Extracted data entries
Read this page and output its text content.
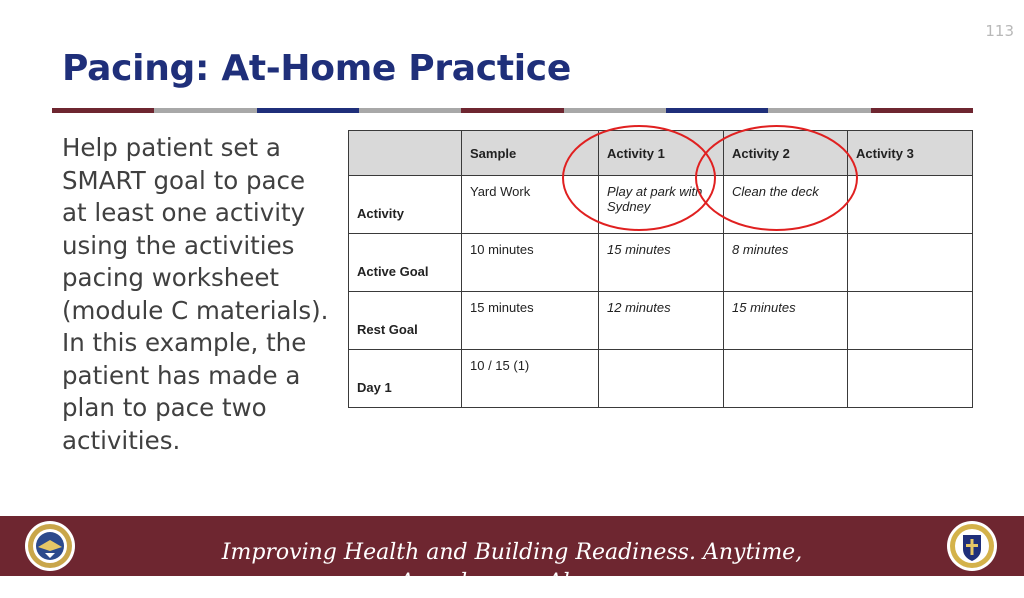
113
Pacing: At-Home Practice

Help patient set a SMART goal to pace at least one activity using the activities pacing worksheet (module C materials). In this example, the patient has made a plan to pace two activities.

	Sample	Activity 1	Activity 2	Activity 3
Activity	Yard Work	Play at park with Sydney	Clean the deck	
Active Goal	10 minutes	15 minutes	8 minutes	
Rest Goal	15 minutes	12 minutes	15 minutes	
Day 1	10 / 15 (1)			

Improving Health and Building Readiness. Anytime, Anywhere — Always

**Problem details**
Send back the data above word for word, with the pictures left out.

**Reply to the task**
Read this page and output its text content.
113
Pacing: At-Home Practice

Help patient set a SMART goal to pace at least one activity using the activities pacing worksheet (module C materials). In this example, the patient has made a plan to pace two activities.

	Sample	Activity 1	Activity 2	Activity 3
Activity	Yard Work	Play at park with Sydney	Clean the deck	
Active Goal	10 minutes	15 minutes	8 minutes	
Rest Goal	15 minutes	12 minutes	15 minutes	
Day 1	10 / 15 (1)			

Improving Health and Building Readiness. Anytime, Anywhere — Always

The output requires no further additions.